YOUR TASK:
Convert all the rows below into a Markdown table with the columns No. and Line, giving each line its own number and leaving out blank lines. Leave the pictures out.

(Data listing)
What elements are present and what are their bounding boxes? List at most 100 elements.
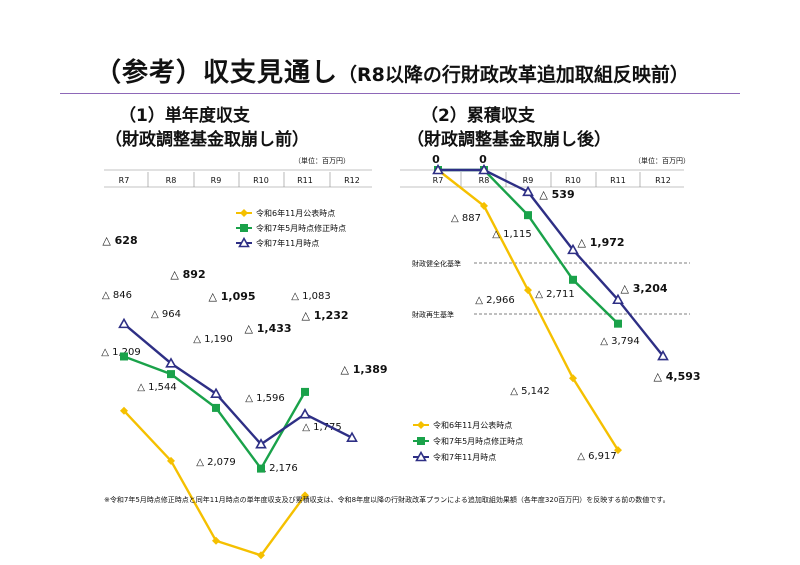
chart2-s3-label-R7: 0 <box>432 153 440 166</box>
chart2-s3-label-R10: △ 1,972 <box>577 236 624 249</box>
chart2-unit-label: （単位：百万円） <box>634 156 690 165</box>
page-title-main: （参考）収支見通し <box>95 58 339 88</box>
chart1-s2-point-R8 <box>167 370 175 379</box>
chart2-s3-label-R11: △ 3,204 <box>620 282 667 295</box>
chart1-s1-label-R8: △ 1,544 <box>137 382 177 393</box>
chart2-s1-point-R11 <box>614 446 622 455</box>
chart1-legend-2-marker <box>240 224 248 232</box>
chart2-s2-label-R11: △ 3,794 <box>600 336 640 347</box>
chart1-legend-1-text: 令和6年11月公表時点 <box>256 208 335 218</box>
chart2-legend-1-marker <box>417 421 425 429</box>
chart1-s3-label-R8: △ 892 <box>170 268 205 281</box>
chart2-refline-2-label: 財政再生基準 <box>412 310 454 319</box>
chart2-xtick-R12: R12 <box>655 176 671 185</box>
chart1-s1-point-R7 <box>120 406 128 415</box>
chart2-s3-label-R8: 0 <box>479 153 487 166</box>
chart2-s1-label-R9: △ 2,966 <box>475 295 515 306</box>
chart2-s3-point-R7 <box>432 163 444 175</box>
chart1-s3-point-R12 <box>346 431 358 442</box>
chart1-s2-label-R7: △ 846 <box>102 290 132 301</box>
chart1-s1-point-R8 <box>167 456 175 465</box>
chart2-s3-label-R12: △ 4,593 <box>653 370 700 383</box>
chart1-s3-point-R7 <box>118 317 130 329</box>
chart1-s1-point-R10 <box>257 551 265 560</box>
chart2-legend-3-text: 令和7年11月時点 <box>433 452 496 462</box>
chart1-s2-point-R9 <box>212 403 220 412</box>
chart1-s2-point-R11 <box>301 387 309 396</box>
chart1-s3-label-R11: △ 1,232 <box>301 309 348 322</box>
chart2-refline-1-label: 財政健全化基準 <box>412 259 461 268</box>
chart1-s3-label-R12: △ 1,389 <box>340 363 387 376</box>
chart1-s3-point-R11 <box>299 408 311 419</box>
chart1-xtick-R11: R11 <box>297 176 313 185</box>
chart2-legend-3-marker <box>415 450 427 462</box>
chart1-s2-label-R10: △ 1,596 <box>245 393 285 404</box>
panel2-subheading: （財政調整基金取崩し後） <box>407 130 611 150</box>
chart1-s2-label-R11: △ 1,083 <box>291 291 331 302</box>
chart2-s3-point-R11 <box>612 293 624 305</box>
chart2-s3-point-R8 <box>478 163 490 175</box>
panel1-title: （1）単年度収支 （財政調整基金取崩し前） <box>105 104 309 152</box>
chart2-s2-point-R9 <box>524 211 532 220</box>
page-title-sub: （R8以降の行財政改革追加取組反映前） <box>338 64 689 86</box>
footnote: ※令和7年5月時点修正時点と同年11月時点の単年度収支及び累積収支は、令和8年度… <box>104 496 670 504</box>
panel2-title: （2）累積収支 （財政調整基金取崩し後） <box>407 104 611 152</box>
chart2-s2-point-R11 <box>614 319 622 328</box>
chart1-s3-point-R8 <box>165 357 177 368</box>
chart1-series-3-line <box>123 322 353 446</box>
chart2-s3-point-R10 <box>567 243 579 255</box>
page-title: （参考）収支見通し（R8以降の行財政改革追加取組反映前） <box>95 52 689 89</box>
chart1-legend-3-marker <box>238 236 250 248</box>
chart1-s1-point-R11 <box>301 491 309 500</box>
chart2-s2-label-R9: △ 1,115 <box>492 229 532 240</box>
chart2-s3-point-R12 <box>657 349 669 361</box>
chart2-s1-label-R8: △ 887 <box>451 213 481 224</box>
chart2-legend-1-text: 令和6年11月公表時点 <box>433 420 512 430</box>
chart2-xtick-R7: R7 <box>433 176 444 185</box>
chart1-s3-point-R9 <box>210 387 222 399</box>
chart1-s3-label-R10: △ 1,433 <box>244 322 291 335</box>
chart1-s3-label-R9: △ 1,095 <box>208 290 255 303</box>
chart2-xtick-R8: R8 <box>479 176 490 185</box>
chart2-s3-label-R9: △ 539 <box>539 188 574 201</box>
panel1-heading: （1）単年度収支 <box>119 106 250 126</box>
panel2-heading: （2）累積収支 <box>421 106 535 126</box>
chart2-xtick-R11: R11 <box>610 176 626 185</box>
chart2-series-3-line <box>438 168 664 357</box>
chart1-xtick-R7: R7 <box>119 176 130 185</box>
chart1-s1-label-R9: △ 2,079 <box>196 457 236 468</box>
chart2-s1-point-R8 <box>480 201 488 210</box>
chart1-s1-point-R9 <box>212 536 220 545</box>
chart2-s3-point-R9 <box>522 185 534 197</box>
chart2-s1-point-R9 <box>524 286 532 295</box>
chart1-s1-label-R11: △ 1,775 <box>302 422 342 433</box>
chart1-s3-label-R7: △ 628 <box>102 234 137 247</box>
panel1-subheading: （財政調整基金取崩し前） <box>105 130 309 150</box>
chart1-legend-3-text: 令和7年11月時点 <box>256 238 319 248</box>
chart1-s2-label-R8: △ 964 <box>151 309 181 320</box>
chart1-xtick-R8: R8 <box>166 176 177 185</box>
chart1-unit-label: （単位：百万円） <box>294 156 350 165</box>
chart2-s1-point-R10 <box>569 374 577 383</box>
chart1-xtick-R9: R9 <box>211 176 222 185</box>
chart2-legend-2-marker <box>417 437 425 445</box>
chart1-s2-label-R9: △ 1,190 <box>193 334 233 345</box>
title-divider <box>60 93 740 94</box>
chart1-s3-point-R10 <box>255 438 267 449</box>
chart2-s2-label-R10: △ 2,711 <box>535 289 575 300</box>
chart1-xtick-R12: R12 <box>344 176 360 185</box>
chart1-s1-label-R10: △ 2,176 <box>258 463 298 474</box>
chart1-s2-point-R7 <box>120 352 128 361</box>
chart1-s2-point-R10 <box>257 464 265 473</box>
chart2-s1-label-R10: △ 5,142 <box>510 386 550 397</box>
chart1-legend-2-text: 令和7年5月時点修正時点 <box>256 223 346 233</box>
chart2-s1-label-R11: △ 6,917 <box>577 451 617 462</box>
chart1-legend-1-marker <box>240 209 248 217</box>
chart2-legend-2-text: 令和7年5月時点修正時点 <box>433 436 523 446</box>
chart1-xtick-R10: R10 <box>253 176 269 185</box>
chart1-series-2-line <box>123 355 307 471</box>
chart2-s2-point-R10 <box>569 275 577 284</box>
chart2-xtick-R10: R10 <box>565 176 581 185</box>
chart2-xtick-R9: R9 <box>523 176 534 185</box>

FULL ANSWER:
| No. | Line |
|---|---|
| 1 | What elements are present and what are their bounding boxes? List at most 100 elements. |
| 2 | chart2-s3-label-R7: 0 <box>432 153 440 166</box> |
| 3 | chart2-s3-label-R10: △ 1,972 <box>577 236 624 249</box> |
| 4 | chart2-unit-label: （単位：百万円） <box>634 156 690 165</box> |
| 5 | page-title-main: （参考）収支見通し <box>95 58 339 88</box> |
| 6 | chart1-s2-point-R8 <box>167 370 175 379</box> |
| 7 | chart2-s3-label-R11: △ 3,204 <box>620 282 667 295</box> |
| 8 | chart1-s1-label-R8: △ 1,544 <box>137 382 177 393</box> |
| 9 | chart2-s1-point-R11 <box>614 446 622 455</box> |
| 10 | chart1-legend-2-marker <box>240 224 248 232</box> |
| 11 | chart2-s2-label-R11: △ 3,794 <box>600 336 640 347</box> |
| 12 | chart1-legend-1-text: 令和6年11月公表時点 <box>256 208 335 218</box> |
| 13 | chart2-legend-1-marker <box>417 421 425 429</box> |
| 14 | chart1-s3-label-R8: △ 892 <box>170 268 205 281</box> |
| 15 | chart2-refline-2-label: 財政再生基準 <box>412 310 454 319</box> |
| 16 | chart2-xtick-R12: R12 <box>655 176 671 185</box> |
| 17 | chart1-s1-point-R7 <box>120 406 128 415</box> |
| 18 | chart2-s3-label-R8: 0 <box>479 153 487 166</box> |
| 19 | chart2-s1-label-R9: △ 2,966 <box>475 295 515 306</box> |
| 20 | chart2-s3-point-R7 <box>432 163 444 175</box> |
| 21 | chart1-s3-point-R12 <box>346 431 358 442</box> |
| 22 | chart1-s2-label-R7: △ 846 <box>102 290 132 301</box> |
| 23 | chart1-s1-point-R8 <box>167 456 175 465</box> |
| 24 | chart2-s3-label-R12: △ 4,593 <box>653 370 700 383</box> |
| 25 | chart1-s3-point-R7 <box>118 317 130 329</box> |
| 26 | chart1-s1-point-R10 <box>257 551 265 560</box> |
| 27 | chart2-legend-3-text: 令和7年11月時点 <box>433 452 496 462</box> |
| 28 | chart1-s2-point-R9 <box>212 403 220 412</box> |
| 29 | chart1-s2-point-R11 <box>301 387 309 396</box> |
| 30 | chart1-s3-label-R11: △ 1,232 <box>301 309 348 322</box> |
| 31 | chart2-refline-1-label: 財政健全化基準 <box>412 259 461 268</box> |
| 32 | chart1-s3-label-R12: △ 1,389 <box>340 363 387 376</box> |
| 33 | chart1-s3-point-R11 <box>299 408 311 419</box> |
| 34 | chart1-xtick-R11: R11 <box>297 176 313 185</box> |
| 35 | chart2-legend-3-marker <box>415 450 427 462</box> |
| 36 | chart1-s2-label-R10: △ 1,596 <box>245 393 285 404</box> |
| 37 | panel2-subheading: （財政調整基金取崩し後） <box>407 130 611 150</box> |
| 38 | chart1-s2-label-R11: △ 1,083 <box>291 291 331 302</box> |
| 39 | chart2-s3-point-R11 <box>612 293 624 305</box> |
| 40 | chart2-s3-point-R8 <box>478 163 490 175</box> |
| 41 | panel1-title: （1）単年度収支 （財政調整基金取崩し前） <box>105 104 309 152</box> |
| 42 | chart2-s2-point-R9 <box>524 211 532 220</box> |
| 43 | page-title-sub: （R8以降の行財政改革追加取組反映前） <box>338 64 689 86</box> |
| 44 | footnote: ※令和7年5月時点修正時点と同年11月時点の単年度収支及び累積収支は、令和8年度… <box>104 496 670 504</box> |
| 45 | panel2-title: （2）累積収支 （財政調整基金取崩し後） <box>407 104 611 152</box> |
| 46 | chart2-s2-point-R11 <box>614 319 622 328</box> |
| 47 | chart1-s3-point-R8 <box>165 357 177 368</box> |
| 48 | chart1-series-3-line <box>123 322 353 446</box> |
| 49 | chart2-s3-point-R10 <box>567 243 579 255</box> |
| 50 | page-title: （参考）収支見通し（R8以降の行財政改革追加取組反映前） <box>95 52 689 89</box> |
| 51 | chart1-legend-3-marker <box>238 236 250 248</box> |
| 52 | chart1-s1-point-R11 <box>301 491 309 500</box> |
| 53 | chart2-s2-label-R9: △ 1,115 <box>492 229 532 240</box> |
| 54 | chart2-s3-point-R12 <box>657 349 669 361</box> |
| 55 | chart2-s1-label-R8: △ 887 <box>451 213 481 224</box> |
| 56 | chart2-legend-1-text: 令和6年11月公表時点 <box>433 420 512 430</box> |
| 57 | chart2-xtick-R7: R7 <box>433 176 444 185</box> |
| 58 | chart1-s3-point-R9 <box>210 387 222 399</box> |
| 59 | chart1-s3-label-R10: △ 1,433 <box>244 322 291 335</box> |
| 60 | chart1-s3-label-R9: △ 1,095 <box>208 290 255 303</box> |
| 61 | chart2-xtick-R8: R8 <box>479 176 490 185</box> |
| 62 | chart2-s3-label-R9: △ 539 <box>539 188 574 201</box> |
| 63 | panel1-heading: （1）単年度収支 <box>119 106 250 126</box> |
| 64 | panel2-heading: （2）累積収支 <box>421 106 535 126</box> |
| 65 | chart2-xtick-R11: R11 <box>610 176 626 185</box> |
| 66 | chart2-series-3-line <box>438 168 664 357</box> |
| 67 | chart1-xtick-R7: R7 <box>119 176 130 185</box> |
| 68 | chart1-s1-label-R9: △ 2,079 <box>196 457 236 468</box> |
| 69 | chart2-s1-point-R8 <box>480 201 488 210</box> |
| 70 | chart1-s1-point-R9 <box>212 536 220 545</box> |
| 71 | chart2-s3-point-R9 <box>522 185 534 197</box> |
| 72 | chart2-s1-point-R9 <box>524 286 532 295</box> |
| 73 | chart1-s1-label-R11: △ 1,775 <box>302 422 342 433</box> |
| 74 | chart1-s3-label-R7: △ 628 <box>102 234 137 247</box> |
| 75 | panel1-subheading: （財政調整基金取崩し前） <box>105 130 309 150</box> |
| 76 | chart1-legend-3-text: 令和7年11月時点 <box>256 238 319 248</box> |
| 77 | chart1-s2-label-R8: △ 964 <box>151 309 181 320</box> |
| 78 | chart1-xtick-R8: R8 <box>166 176 177 185</box> |
| 79 | chart1-unit-label: （単位：百万円） <box>294 156 350 165</box> |
| 80 | chart2-s1-point-R10 <box>569 374 577 383</box> |
| 81 | chart1-xtick-R9: R9 <box>211 176 222 185</box> |
| 82 | chart2-legend-2-marker <box>417 437 425 445</box> |
| 83 | chart1-s2-label-R9: △ 1,190 <box>193 334 233 345</box> |
| 84 | title-divider <box>60 93 740 94</box> |
| 85 | chart1-s3-point-R10 <box>255 438 267 449</box> |
| 86 | chart2-s2-label-R10: △ 2,711 <box>535 289 575 300</box> |
| 87 | chart1-xtick-R12: R12 <box>344 176 360 185</box> |
| 88 | chart1-s1-label-R10: △ 2,176 <box>258 463 298 474</box> |
| 89 | chart1-s2-point-R7 <box>120 352 128 361</box> |
| 90 | chart1-s2-point-R10 <box>257 464 265 473</box> |
| 91 | chart2-s1-label-R10: △ 5,142 <box>510 386 550 397</box> |
| 92 | chart1-legend-2-text: 令和7年5月時点修正時点 <box>256 223 346 233</box> |
| 93 | chart2-s1-label-R11: △ 6,917 <box>577 451 617 462</box> |
| 94 | chart1-legend-1-marker <box>240 209 248 217</box> |
| 95 | chart2-legend-2-text: 令和7年5月時点修正時点 <box>433 436 523 446</box> |
| 96 | chart1-xtick-R10: R10 <box>253 176 269 185</box> |
| 97 | chart1-series-2-line <box>123 355 307 471</box> |
| 98 | chart2-s2-point-R10 <box>569 275 577 284</box> |
| 99 | chart2-xtick-R10: R10 <box>565 176 581 185</box> |
| 100 | chart2-xtick-R9: R9 <box>523 176 534 185</box> |